Excerpts from a figure dataset:
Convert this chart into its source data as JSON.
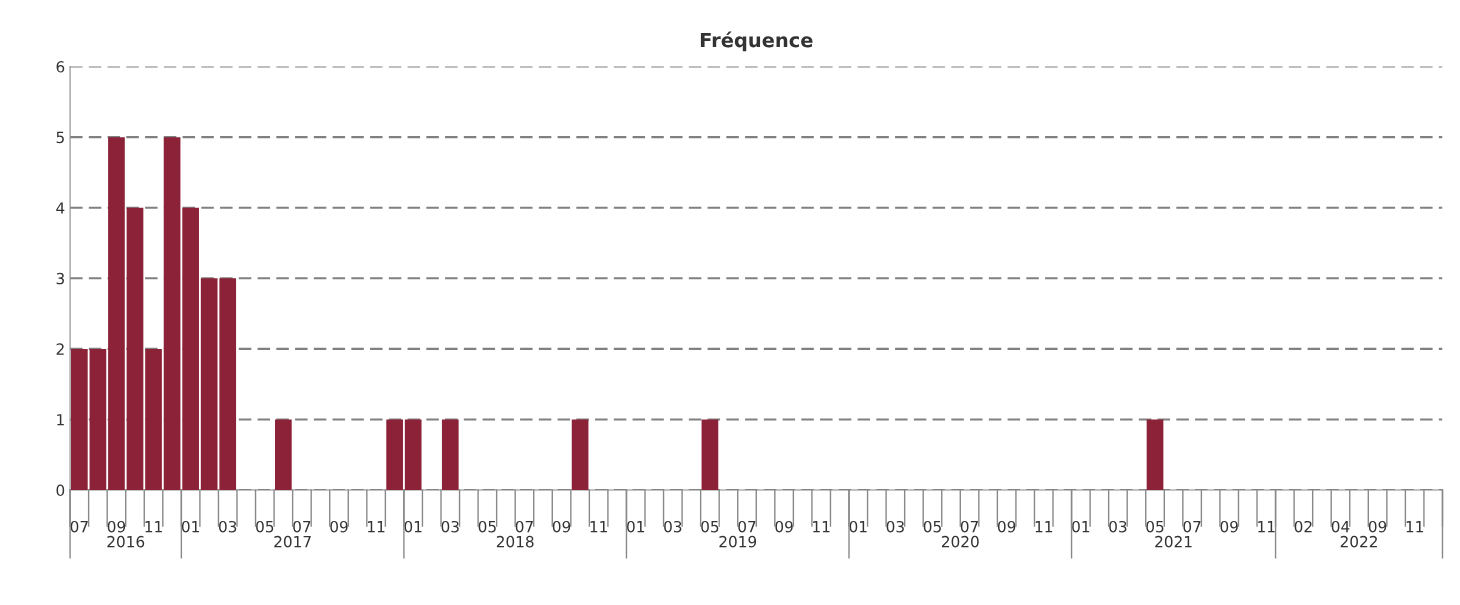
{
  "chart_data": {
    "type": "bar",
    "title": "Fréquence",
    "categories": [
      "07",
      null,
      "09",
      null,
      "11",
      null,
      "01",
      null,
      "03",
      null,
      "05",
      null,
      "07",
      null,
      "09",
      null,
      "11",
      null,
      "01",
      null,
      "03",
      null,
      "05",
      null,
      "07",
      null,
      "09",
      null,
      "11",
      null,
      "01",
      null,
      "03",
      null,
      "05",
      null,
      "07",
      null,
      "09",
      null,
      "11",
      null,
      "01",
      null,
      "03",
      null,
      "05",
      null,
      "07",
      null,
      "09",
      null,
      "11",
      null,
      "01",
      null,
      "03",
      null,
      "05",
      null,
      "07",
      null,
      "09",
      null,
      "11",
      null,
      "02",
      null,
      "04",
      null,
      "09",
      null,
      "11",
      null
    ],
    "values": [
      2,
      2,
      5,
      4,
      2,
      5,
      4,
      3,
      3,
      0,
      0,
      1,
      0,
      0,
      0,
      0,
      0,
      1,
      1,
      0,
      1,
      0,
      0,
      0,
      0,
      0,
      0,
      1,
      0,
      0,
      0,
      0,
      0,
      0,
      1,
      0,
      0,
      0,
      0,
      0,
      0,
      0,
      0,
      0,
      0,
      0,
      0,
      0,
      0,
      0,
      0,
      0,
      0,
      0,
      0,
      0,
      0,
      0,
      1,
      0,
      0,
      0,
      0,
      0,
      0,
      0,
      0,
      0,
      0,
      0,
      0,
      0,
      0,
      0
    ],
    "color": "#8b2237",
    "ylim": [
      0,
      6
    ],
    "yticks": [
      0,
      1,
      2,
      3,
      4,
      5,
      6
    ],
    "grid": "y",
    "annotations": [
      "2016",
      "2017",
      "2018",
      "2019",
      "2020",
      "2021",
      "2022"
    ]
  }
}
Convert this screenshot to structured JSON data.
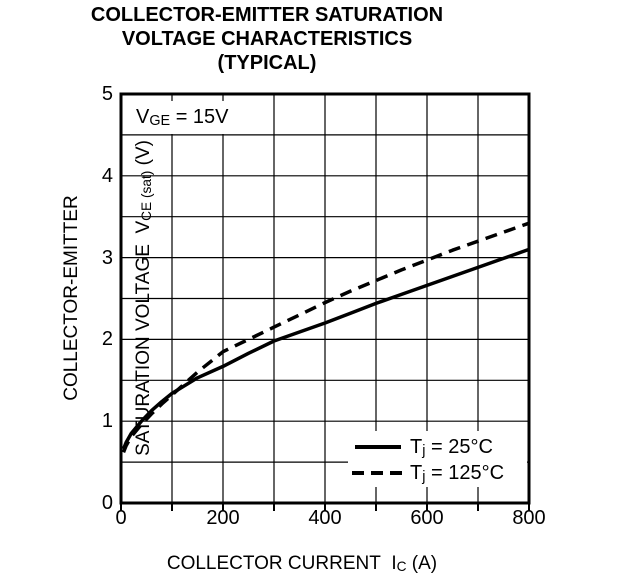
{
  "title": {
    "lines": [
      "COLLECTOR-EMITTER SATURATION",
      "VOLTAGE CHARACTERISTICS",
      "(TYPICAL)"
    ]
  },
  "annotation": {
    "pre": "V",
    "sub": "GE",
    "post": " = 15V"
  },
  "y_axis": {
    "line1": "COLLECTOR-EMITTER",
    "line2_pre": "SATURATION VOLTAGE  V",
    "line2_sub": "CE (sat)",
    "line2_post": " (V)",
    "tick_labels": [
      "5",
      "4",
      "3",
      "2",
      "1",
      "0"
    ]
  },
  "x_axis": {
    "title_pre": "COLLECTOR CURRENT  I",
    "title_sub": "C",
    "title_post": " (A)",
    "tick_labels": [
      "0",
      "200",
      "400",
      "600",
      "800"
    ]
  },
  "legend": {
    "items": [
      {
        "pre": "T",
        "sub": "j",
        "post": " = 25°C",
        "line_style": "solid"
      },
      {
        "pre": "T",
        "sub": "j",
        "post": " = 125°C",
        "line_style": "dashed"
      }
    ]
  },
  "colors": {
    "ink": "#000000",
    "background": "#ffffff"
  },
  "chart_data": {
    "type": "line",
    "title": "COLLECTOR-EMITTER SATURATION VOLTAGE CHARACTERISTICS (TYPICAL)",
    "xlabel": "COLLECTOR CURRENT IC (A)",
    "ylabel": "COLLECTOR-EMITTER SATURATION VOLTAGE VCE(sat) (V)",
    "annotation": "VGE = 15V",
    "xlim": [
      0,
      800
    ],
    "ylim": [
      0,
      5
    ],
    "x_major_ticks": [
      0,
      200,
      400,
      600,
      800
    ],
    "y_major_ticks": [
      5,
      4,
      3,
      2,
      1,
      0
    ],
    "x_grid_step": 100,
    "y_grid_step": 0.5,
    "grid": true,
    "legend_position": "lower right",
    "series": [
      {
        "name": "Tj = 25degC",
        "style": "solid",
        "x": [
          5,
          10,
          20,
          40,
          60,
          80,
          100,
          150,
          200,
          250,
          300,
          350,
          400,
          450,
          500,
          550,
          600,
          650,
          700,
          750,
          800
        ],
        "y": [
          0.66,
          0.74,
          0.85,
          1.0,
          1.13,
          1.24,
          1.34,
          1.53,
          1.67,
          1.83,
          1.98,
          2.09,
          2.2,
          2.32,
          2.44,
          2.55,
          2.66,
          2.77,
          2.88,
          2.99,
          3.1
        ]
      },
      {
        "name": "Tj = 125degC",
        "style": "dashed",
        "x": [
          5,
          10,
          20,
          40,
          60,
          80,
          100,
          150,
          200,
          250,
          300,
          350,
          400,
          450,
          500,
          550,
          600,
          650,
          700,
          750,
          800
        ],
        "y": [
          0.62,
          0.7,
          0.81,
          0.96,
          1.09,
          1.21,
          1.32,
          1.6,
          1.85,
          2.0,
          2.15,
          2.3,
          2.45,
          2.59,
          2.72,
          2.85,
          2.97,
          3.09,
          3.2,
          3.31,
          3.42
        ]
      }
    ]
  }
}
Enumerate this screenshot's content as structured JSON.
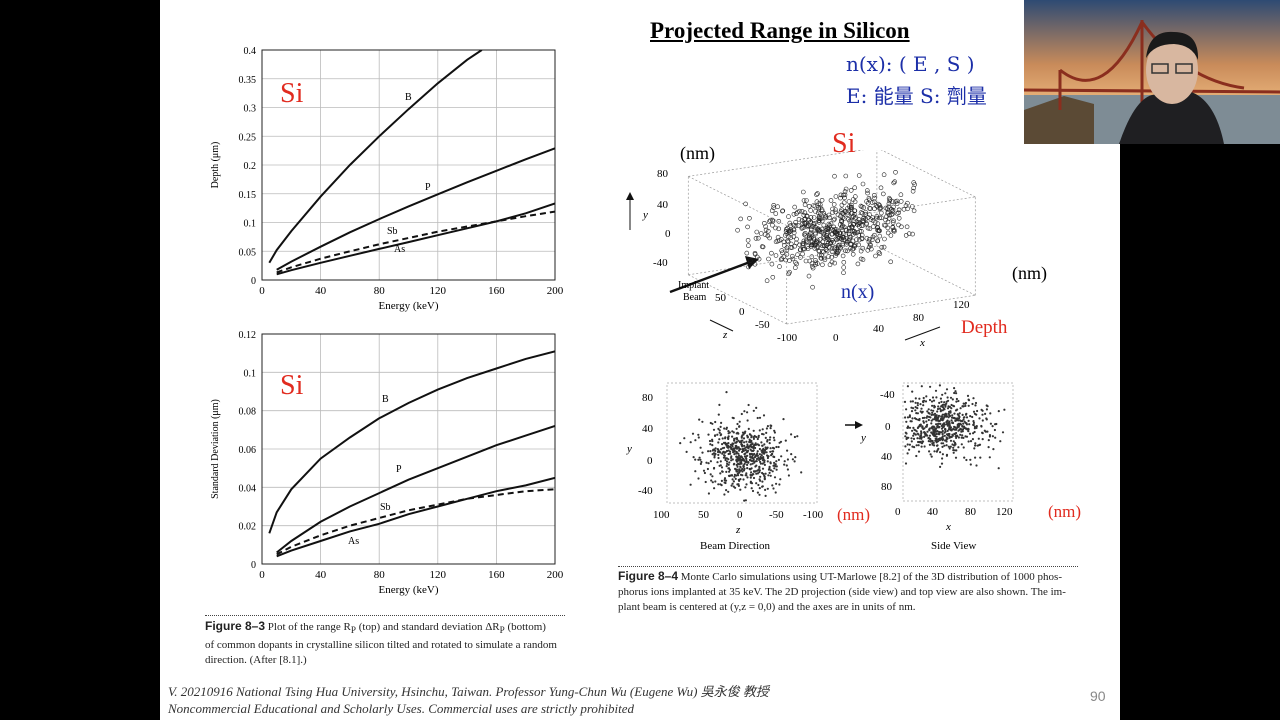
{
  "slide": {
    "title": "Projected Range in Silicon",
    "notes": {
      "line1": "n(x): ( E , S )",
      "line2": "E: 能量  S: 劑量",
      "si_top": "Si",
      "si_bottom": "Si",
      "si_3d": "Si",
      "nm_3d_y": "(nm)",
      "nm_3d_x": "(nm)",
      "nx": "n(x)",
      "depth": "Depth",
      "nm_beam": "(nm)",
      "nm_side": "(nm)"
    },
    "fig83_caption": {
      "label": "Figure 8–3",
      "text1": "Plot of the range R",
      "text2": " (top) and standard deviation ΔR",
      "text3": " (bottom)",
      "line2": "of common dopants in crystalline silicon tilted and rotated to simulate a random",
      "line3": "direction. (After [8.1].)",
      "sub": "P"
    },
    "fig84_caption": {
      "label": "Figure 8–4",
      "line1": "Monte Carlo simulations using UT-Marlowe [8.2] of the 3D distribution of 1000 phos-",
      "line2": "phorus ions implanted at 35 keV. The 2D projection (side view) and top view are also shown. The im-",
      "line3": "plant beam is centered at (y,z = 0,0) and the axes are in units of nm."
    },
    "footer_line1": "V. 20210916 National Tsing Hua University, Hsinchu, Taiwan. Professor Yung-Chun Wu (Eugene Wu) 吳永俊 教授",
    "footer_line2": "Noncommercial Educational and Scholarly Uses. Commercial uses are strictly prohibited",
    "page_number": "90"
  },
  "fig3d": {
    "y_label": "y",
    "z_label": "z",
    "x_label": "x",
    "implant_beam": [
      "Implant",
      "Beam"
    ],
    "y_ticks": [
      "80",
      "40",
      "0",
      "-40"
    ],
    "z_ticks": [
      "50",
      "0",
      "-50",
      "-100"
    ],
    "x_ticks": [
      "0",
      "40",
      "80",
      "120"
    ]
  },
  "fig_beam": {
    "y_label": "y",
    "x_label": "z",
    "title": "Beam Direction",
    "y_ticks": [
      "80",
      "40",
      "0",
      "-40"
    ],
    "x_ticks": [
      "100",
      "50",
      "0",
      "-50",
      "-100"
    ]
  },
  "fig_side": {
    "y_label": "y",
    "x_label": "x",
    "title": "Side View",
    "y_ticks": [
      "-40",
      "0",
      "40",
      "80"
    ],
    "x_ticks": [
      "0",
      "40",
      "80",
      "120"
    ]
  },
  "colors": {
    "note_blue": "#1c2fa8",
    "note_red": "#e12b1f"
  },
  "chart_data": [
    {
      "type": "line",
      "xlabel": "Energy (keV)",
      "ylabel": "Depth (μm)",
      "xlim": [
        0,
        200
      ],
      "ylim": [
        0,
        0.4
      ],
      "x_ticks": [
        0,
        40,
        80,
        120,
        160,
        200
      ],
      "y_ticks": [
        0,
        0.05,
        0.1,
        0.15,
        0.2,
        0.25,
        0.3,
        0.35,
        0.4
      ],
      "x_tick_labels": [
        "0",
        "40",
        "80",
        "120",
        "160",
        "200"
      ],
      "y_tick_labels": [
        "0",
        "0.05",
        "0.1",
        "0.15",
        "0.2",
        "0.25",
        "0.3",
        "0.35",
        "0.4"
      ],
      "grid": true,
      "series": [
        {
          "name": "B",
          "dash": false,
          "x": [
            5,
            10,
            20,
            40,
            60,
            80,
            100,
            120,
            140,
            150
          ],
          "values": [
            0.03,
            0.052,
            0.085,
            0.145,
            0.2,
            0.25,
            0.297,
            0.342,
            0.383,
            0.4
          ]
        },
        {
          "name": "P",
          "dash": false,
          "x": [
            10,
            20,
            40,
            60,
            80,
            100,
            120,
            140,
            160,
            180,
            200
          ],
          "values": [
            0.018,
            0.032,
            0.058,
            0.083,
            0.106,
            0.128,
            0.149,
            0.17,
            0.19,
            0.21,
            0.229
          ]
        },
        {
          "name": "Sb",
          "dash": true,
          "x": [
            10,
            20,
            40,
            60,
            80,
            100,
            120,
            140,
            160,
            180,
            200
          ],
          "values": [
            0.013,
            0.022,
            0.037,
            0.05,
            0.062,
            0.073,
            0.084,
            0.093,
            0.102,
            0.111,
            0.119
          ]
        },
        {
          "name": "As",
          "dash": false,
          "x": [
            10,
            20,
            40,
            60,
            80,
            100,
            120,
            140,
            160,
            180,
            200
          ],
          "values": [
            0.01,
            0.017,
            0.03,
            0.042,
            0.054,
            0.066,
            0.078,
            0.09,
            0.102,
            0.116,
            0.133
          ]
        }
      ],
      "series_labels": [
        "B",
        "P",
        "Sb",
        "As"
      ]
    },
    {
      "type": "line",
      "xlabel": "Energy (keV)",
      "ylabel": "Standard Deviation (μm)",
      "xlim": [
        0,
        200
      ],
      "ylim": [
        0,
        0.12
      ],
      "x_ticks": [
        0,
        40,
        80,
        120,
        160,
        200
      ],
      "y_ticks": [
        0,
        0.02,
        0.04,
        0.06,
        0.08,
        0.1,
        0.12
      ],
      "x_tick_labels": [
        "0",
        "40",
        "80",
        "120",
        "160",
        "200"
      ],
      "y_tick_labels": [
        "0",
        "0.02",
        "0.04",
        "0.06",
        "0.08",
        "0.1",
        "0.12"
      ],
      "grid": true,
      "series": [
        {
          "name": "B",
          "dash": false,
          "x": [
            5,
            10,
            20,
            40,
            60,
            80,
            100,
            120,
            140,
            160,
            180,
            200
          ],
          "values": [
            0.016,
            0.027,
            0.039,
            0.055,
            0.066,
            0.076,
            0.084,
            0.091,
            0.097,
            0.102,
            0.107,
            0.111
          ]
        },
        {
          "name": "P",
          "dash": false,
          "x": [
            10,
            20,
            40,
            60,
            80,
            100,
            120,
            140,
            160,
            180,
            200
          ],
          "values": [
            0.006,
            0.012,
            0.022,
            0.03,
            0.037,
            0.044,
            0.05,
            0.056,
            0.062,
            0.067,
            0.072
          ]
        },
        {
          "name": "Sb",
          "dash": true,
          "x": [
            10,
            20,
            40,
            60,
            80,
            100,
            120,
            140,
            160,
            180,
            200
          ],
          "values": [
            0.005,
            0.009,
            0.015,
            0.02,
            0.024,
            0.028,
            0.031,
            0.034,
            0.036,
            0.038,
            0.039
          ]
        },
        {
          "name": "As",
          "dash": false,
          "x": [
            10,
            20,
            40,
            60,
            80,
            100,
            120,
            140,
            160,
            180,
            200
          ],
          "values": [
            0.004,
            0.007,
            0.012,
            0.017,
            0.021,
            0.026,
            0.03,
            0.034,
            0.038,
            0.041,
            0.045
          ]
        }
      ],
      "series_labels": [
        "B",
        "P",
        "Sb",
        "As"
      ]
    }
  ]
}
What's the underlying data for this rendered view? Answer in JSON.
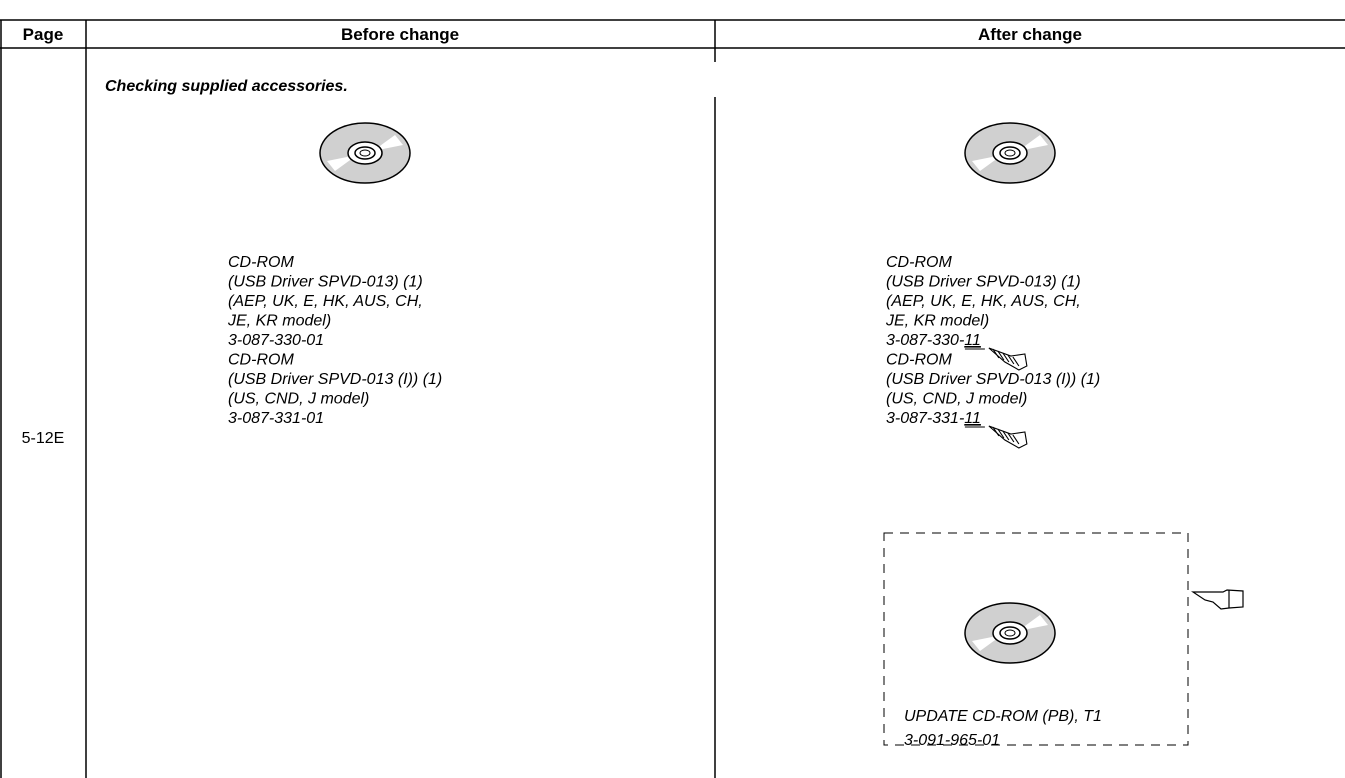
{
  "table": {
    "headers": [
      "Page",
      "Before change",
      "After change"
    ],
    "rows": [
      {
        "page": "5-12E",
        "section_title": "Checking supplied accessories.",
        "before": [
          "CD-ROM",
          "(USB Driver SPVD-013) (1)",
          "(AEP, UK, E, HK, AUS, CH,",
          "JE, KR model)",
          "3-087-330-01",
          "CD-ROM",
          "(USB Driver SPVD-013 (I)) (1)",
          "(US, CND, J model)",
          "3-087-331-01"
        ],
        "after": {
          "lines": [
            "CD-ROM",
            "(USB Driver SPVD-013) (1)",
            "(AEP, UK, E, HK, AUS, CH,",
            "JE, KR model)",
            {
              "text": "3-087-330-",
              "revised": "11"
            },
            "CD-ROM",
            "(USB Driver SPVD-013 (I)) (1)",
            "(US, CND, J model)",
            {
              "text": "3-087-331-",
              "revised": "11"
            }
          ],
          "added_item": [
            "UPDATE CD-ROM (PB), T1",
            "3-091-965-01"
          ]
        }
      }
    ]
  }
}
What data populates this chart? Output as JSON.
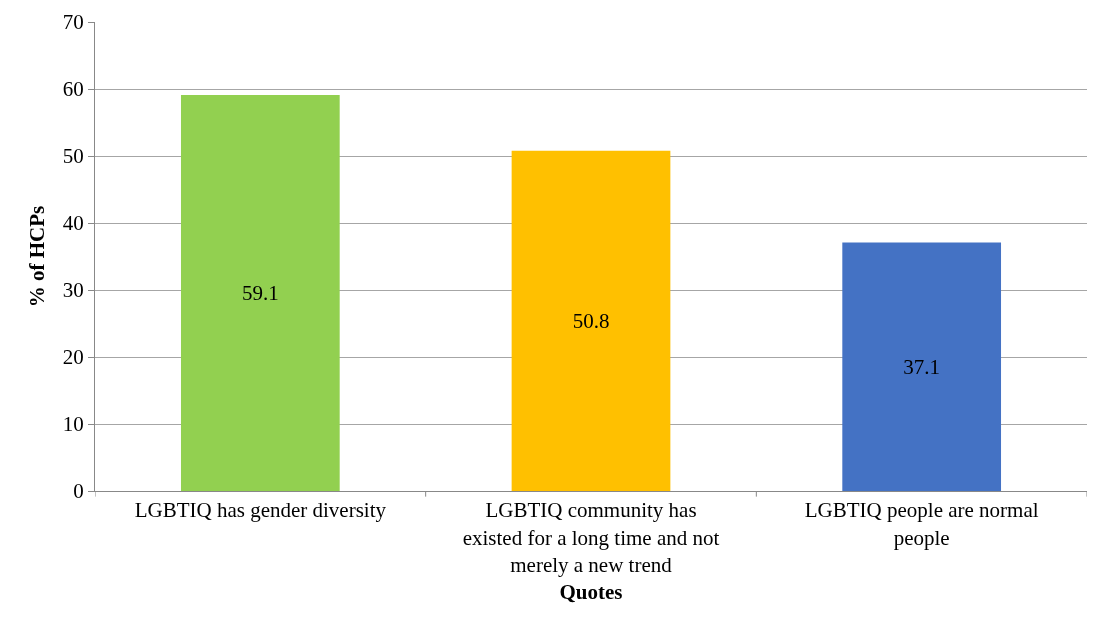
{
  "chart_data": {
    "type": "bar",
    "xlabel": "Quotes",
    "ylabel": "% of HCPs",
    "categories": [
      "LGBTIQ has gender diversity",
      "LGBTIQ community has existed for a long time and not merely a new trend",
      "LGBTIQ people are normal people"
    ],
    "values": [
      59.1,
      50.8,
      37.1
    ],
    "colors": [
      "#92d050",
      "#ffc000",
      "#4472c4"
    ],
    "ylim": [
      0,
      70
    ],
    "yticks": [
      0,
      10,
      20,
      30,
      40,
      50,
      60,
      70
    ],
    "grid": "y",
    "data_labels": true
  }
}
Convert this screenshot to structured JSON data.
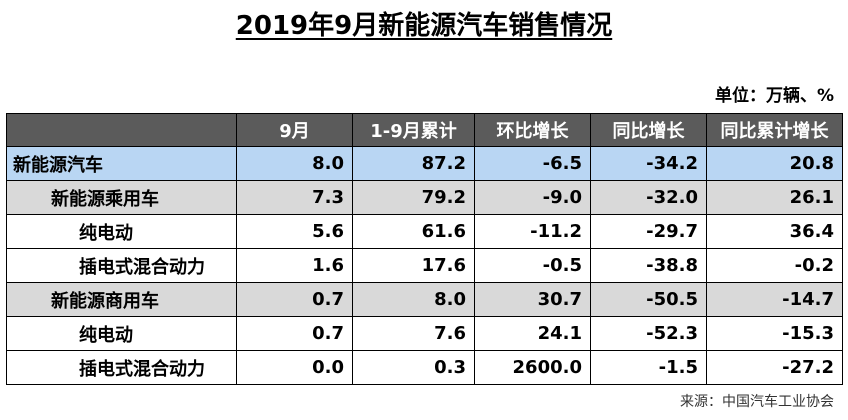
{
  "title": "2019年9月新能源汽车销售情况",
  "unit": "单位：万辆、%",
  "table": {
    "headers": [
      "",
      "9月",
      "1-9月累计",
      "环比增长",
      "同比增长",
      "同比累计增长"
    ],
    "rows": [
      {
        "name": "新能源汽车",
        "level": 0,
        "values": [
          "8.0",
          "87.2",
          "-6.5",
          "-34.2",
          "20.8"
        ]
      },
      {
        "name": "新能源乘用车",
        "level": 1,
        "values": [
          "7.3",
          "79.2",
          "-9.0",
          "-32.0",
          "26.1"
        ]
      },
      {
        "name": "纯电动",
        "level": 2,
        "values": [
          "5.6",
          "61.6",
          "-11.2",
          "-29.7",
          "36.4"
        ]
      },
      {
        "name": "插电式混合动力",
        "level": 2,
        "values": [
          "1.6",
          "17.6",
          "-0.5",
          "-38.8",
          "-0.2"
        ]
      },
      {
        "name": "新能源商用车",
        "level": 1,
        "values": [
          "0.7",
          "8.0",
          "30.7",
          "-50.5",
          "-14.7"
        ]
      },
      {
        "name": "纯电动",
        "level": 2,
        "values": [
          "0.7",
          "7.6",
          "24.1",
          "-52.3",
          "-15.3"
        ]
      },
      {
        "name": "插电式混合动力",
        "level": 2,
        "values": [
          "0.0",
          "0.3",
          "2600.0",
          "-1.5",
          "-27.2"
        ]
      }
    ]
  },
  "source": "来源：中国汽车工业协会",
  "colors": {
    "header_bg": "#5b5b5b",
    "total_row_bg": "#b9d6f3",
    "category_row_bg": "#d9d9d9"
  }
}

WHAT YOU ARE ASKED TO DO
Report only the number of lines in the listing that contain the word "model".

SOLUTION TO THE EXERCISE
4